======== DATA LINES

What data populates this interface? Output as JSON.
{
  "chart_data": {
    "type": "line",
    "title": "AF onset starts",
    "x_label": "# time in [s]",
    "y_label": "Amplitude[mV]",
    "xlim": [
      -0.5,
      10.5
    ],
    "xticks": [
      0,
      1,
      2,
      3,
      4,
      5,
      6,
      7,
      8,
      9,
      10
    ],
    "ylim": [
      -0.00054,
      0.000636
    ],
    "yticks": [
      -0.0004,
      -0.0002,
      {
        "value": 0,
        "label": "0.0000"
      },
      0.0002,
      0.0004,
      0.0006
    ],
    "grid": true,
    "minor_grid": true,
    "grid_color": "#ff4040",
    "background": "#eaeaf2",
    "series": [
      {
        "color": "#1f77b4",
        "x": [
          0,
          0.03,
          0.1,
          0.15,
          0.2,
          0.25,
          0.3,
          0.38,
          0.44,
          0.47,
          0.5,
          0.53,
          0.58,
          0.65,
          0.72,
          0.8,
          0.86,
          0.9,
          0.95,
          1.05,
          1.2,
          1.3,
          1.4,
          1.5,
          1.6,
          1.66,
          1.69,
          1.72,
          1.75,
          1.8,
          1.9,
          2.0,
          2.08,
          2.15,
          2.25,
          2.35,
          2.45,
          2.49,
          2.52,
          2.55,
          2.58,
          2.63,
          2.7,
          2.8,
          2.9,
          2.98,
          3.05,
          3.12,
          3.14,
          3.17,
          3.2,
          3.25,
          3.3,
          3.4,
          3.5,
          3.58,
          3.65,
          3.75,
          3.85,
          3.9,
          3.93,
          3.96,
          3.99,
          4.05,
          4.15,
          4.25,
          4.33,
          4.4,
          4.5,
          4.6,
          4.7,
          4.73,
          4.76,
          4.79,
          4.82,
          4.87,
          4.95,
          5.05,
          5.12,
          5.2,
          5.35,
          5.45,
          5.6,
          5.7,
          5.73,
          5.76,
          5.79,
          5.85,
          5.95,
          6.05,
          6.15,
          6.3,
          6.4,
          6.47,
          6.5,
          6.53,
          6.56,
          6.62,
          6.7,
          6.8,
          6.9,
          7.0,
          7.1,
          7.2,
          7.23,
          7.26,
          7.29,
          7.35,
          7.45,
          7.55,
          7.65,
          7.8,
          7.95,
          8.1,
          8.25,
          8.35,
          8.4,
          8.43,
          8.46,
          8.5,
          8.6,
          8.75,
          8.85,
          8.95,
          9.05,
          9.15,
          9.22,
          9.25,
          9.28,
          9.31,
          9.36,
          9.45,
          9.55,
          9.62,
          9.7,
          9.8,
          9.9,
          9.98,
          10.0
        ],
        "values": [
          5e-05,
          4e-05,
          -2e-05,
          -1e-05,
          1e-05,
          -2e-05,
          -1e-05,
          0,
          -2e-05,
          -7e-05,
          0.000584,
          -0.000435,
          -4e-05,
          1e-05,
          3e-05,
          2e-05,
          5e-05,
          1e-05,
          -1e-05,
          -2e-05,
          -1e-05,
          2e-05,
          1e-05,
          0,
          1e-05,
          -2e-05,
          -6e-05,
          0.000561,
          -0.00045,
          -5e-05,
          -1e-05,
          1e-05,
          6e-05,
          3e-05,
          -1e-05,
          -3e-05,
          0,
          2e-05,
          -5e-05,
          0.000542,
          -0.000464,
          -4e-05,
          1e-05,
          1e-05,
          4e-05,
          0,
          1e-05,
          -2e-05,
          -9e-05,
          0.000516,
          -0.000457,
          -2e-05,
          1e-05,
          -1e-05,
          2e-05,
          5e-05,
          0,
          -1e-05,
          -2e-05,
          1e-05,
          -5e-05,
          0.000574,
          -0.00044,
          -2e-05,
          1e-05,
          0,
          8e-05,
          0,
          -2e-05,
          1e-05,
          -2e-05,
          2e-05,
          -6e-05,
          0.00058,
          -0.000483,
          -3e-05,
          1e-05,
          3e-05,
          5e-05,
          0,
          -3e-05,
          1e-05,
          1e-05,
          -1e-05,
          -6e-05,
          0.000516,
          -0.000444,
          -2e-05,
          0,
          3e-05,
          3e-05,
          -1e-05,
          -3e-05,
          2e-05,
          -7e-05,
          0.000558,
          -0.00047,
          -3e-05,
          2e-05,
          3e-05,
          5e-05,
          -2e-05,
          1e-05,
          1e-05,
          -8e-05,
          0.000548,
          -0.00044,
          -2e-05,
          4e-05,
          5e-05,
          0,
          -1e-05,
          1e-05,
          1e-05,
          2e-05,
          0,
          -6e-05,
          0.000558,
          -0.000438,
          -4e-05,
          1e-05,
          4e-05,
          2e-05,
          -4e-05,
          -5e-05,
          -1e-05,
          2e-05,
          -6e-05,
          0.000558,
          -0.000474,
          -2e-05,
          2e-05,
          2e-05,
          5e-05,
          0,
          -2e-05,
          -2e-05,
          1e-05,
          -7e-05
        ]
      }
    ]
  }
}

================

*TASK OBJECTIVE*.
All of the entries must be written out exactly as they stand.

*SOLUTION TO THIS TASK*.
What data populates this interface? Output as JSON.
{
  "chart_data": {
    "type": "line",
    "title": "AF onset starts",
    "x_label": "# time in [s]",
    "y_label": "Amplitude[mV]",
    "xlim": [
      -0.5,
      10.5
    ],
    "xticks": [
      0,
      1,
      2,
      3,
      4,
      5,
      6,
      7,
      8,
      9,
      10
    ],
    "ylim": [
      -0.00054,
      0.000636
    ],
    "yticks": [
      -0.0004,
      -0.0002,
      {
        "value": 0,
        "label": "0.0000"
      },
      0.0002,
      0.0004,
      0.0006
    ],
    "grid": true,
    "minor_grid": true,
    "grid_color": "#ff4040",
    "background": "#eaeaf2",
    "series": [
      {
        "color": "#1f77b4",
        "x": [
          0,
          0.03,
          0.1,
          0.15,
          0.2,
          0.25,
          0.3,
          0.38,
          0.44,
          0.47,
          0.5,
          0.53,
          0.58,
          0.65,
          0.72,
          0.8,
          0.86,
          0.9,
          0.95,
          1.05,
          1.2,
          1.3,
          1.4,
          1.5,
          1.6,
          1.66,
          1.69,
          1.72,
          1.75,
          1.8,
          1.9,
          2.0,
          2.08,
          2.15,
          2.25,
          2.35,
          2.45,
          2.49,
          2.52,
          2.55,
          2.58,
          2.63,
          2.7,
          2.8,
          2.9,
          2.98,
          3.05,
          3.12,
          3.14,
          3.17,
          3.2,
          3.25,
          3.3,
          3.4,
          3.5,
          3.58,
          3.65,
          3.75,
          3.85,
          3.9,
          3.93,
          3.96,
          3.99,
          4.05,
          4.15,
          4.25,
          4.33,
          4.4,
          4.5,
          4.6,
          4.7,
          4.73,
          4.76,
          4.79,
          4.82,
          4.87,
          4.95,
          5.05,
          5.12,
          5.2,
          5.35,
          5.45,
          5.6,
          5.7,
          5.73,
          5.76,
          5.79,
          5.85,
          5.95,
          6.05,
          6.15,
          6.3,
          6.4,
          6.47,
          6.5,
          6.53,
          6.56,
          6.62,
          6.7,
          6.8,
          6.9,
          7.0,
          7.1,
          7.2,
          7.23,
          7.26,
          7.29,
          7.35,
          7.45,
          7.55,
          7.65,
          7.8,
          7.95,
          8.1,
          8.25,
          8.35,
          8.4,
          8.43,
          8.46,
          8.5,
          8.6,
          8.75,
          8.85,
          8.95,
          9.05,
          9.15,
          9.22,
          9.25,
          9.28,
          9.31,
          9.36,
          9.45,
          9.55,
          9.62,
          9.7,
          9.8,
          9.9,
          9.98,
          10.0
        ],
        "values": [
          5e-05,
          4e-05,
          -2e-05,
          -1e-05,
          1e-05,
          -2e-05,
          -1e-05,
          0,
          -2e-05,
          -7e-05,
          0.000584,
          -0.000435,
          -4e-05,
          1e-05,
          3e-05,
          2e-05,
          5e-05,
          1e-05,
          -1e-05,
          -2e-05,
          -1e-05,
          2e-05,
          1e-05,
          0,
          1e-05,
          -2e-05,
          -6e-05,
          0.000561,
          -0.00045,
          -5e-05,
          -1e-05,
          1e-05,
          6e-05,
          3e-05,
          -1e-05,
          -3e-05,
          0,
          2e-05,
          -5e-05,
          0.000542,
          -0.000464,
          -4e-05,
          1e-05,
          1e-05,
          4e-05,
          0,
          1e-05,
          -2e-05,
          -9e-05,
          0.000516,
          -0.000457,
          -2e-05,
          1e-05,
          -1e-05,
          2e-05,
          5e-05,
          0,
          -1e-05,
          -2e-05,
          1e-05,
          -5e-05,
          0.000574,
          -0.00044,
          -2e-05,
          1e-05,
          0,
          8e-05,
          0,
          -2e-05,
          1e-05,
          -2e-05,
          2e-05,
          -6e-05,
          0.00058,
          -0.000483,
          -3e-05,
          1e-05,
          3e-05,
          5e-05,
          0,
          -3e-05,
          1e-05,
          1e-05,
          -1e-05,
          -6e-05,
          0.000516,
          -0.000444,
          -2e-05,
          0,
          3e-05,
          3e-05,
          -1e-05,
          -3e-05,
          2e-05,
          -7e-05,
          0.000558,
          -0.00047,
          -3e-05,
          2e-05,
          3e-05,
          5e-05,
          -2e-05,
          1e-05,
          1e-05,
          -8e-05,
          0.000548,
          -0.00044,
          -2e-05,
          4e-05,
          5e-05,
          0,
          -1e-05,
          1e-05,
          1e-05,
          2e-05,
          0,
          -6e-05,
          0.000558,
          -0.000438,
          -4e-05,
          1e-05,
          4e-05,
          2e-05,
          -4e-05,
          -5e-05,
          -1e-05,
          2e-05,
          -6e-05,
          0.000558,
          -0.000474,
          -2e-05,
          2e-05,
          2e-05,
          5e-05,
          0,
          -2e-05,
          -2e-05,
          1e-05,
          -7e-05
        ]
      }
    ]
  }
}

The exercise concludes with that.